▶ _Your task_
Would you extract the whole listing below and retype it exactly?

====== Excerpted data

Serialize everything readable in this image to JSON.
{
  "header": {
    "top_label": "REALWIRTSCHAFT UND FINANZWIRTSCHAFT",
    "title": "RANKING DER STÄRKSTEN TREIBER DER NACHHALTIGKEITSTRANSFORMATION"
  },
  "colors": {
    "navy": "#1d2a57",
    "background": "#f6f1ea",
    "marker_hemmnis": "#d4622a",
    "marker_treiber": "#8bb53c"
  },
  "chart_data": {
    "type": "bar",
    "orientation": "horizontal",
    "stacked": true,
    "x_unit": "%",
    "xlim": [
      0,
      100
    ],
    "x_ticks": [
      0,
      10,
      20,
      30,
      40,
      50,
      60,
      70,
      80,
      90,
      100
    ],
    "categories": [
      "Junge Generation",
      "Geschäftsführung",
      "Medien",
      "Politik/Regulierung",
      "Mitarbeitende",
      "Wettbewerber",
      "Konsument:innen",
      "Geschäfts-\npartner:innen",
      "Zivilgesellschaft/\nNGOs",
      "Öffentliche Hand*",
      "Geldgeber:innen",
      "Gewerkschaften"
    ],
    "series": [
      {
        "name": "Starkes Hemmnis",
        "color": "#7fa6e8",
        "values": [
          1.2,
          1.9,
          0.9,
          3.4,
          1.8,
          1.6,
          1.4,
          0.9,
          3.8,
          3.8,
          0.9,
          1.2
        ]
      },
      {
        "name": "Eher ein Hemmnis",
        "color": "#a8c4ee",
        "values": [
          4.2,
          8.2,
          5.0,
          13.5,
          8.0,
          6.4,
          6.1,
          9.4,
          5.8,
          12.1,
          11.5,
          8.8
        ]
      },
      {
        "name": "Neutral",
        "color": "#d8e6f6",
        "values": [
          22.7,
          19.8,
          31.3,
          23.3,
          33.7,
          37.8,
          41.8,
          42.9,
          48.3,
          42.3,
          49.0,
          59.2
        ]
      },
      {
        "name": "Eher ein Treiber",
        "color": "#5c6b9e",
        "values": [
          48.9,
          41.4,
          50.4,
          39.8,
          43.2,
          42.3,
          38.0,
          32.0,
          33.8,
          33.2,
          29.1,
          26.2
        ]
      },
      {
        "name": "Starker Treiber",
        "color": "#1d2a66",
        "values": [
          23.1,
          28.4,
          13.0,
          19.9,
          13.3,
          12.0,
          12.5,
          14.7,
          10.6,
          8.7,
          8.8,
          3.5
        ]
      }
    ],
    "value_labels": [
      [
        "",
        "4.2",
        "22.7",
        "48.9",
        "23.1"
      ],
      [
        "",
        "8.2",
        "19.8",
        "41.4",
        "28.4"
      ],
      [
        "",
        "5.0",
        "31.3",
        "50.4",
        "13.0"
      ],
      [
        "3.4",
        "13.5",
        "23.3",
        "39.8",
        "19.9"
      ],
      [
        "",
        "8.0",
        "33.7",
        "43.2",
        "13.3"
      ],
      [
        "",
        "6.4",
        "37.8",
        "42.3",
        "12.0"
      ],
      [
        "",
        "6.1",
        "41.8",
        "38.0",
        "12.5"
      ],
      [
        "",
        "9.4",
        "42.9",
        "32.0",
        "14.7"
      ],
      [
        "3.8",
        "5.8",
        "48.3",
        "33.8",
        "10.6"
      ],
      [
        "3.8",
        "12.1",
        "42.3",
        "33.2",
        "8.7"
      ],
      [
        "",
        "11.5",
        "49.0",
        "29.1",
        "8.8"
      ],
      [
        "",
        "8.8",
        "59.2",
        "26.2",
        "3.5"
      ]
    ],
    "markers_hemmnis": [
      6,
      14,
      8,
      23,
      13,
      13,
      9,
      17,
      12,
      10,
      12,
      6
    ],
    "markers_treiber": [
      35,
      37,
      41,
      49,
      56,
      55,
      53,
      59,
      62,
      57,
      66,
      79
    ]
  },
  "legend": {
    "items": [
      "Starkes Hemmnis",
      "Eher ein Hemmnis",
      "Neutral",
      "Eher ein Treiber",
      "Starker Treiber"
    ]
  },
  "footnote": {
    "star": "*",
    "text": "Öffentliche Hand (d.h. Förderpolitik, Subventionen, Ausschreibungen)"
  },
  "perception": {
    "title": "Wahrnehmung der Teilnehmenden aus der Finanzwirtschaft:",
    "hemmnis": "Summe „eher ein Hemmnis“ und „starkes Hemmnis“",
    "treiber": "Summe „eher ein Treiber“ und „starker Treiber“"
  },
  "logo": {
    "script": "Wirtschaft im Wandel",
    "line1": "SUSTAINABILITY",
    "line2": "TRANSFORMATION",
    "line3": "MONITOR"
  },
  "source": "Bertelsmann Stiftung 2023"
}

============

▶ _Answer to the exercise_
Serialize everything readable in this image to JSON.
{
  "header": {
    "top_label": "REALWIRTSCHAFT UND FINANZWIRTSCHAFT",
    "title": "RANKING DER STÄRKSTEN TREIBER DER NACHHALTIGKEITSTRANSFORMATION"
  },
  "colors": {
    "navy": "#1d2a57",
    "background": "#f6f1ea",
    "marker_hemmnis": "#d4622a",
    "marker_treiber": "#8bb53c"
  },
  "chart_data": {
    "type": "bar",
    "orientation": "horizontal",
    "stacked": true,
    "x_unit": "%",
    "xlim": [
      0,
      100
    ],
    "x_ticks": [
      0,
      10,
      20,
      30,
      40,
      50,
      60,
      70,
      80,
      90,
      100
    ],
    "categories": [
      "Junge Generation",
      "Geschäftsführung",
      "Medien",
      "Politik/Regulierung",
      "Mitarbeitende",
      "Wettbewerber",
      "Konsument:innen",
      "Geschäfts-\npartner:innen",
      "Zivilgesellschaft/\nNGOs",
      "Öffentliche Hand*",
      "Geldgeber:innen",
      "Gewerkschaften"
    ],
    "series": [
      {
        "name": "Starkes Hemmnis",
        "color": "#7fa6e8",
        "values": [
          1.2,
          1.9,
          0.9,
          3.4,
          1.8,
          1.6,
          1.4,
          0.9,
          3.8,
          3.8,
          0.9,
          1.2
        ]
      },
      {
        "name": "Eher ein Hemmnis",
        "color": "#a8c4ee",
        "values": [
          4.2,
          8.2,
          5.0,
          13.5,
          8.0,
          6.4,
          6.1,
          9.4,
          5.8,
          12.1,
          11.5,
          8.8
        ]
      },
      {
        "name": "Neutral",
        "color": "#d8e6f6",
        "values": [
          22.7,
          19.8,
          31.3,
          23.3,
          33.7,
          37.8,
          41.8,
          42.9,
          48.3,
          42.3,
          49.0,
          59.2
        ]
      },
      {
        "name": "Eher ein Treiber",
        "color": "#5c6b9e",
        "values": [
          48.9,
          41.4,
          50.4,
          39.8,
          43.2,
          42.3,
          38.0,
          32.0,
          33.8,
          33.2,
          29.1,
          26.2
        ]
      },
      {
        "name": "Starker Treiber",
        "color": "#1d2a66",
        "values": [
          23.1,
          28.4,
          13.0,
          19.9,
          13.3,
          12.0,
          12.5,
          14.7,
          10.6,
          8.7,
          8.8,
          3.5
        ]
      }
    ],
    "value_labels": [
      [
        "",
        "4.2",
        "22.7",
        "48.9",
        "23.1"
      ],
      [
        "",
        "8.2",
        "19.8",
        "41.4",
        "28.4"
      ],
      [
        "",
        "5.0",
        "31.3",
        "50.4",
        "13.0"
      ],
      [
        "3.4",
        "13.5",
        "23.3",
        "39.8",
        "19.9"
      ],
      [
        "",
        "8.0",
        "33.7",
        "43.2",
        "13.3"
      ],
      [
        "",
        "6.4",
        "37.8",
        "42.3",
        "12.0"
      ],
      [
        "",
        "6.1",
        "41.8",
        "38.0",
        "12.5"
      ],
      [
        "",
        "9.4",
        "42.9",
        "32.0",
        "14.7"
      ],
      [
        "3.8",
        "5.8",
        "48.3",
        "33.8",
        "10.6"
      ],
      [
        "3.8",
        "12.1",
        "42.3",
        "33.2",
        "8.7"
      ],
      [
        "",
        "11.5",
        "49.0",
        "29.1",
        "8.8"
      ],
      [
        "",
        "8.8",
        "59.2",
        "26.2",
        "3.5"
      ]
    ],
    "markers_hemmnis": [
      6,
      14,
      8,
      23,
      13,
      13,
      9,
      17,
      12,
      10,
      12,
      6
    ],
    "markers_treiber": [
      35,
      37,
      41,
      49,
      56,
      55,
      53,
      59,
      62,
      57,
      66,
      79
    ]
  },
  "legend": {
    "items": [
      "Starkes Hemmnis",
      "Eher ein Hemmnis",
      "Neutral",
      "Eher ein Treiber",
      "Starker Treiber"
    ]
  },
  "footnote": {
    "star": "*",
    "text": "Öffentliche Hand (d.h. Förderpolitik, Subventionen, Ausschreibungen)"
  },
  "perception": {
    "title": "Wahrnehmung der Teilnehmenden aus der Finanzwirtschaft:",
    "hemmnis": "Summe „eher ein Hemmnis“ und „starkes Hemmnis“",
    "treiber": "Summe „eher ein Treiber“ und „starker Treiber“"
  },
  "logo": {
    "script": "Wirtschaft im Wandel",
    "line1": "SUSTAINABILITY",
    "line2": "TRANSFORMATION",
    "line3": "MONITOR"
  },
  "source": "Bertelsmann Stiftung 2023"
}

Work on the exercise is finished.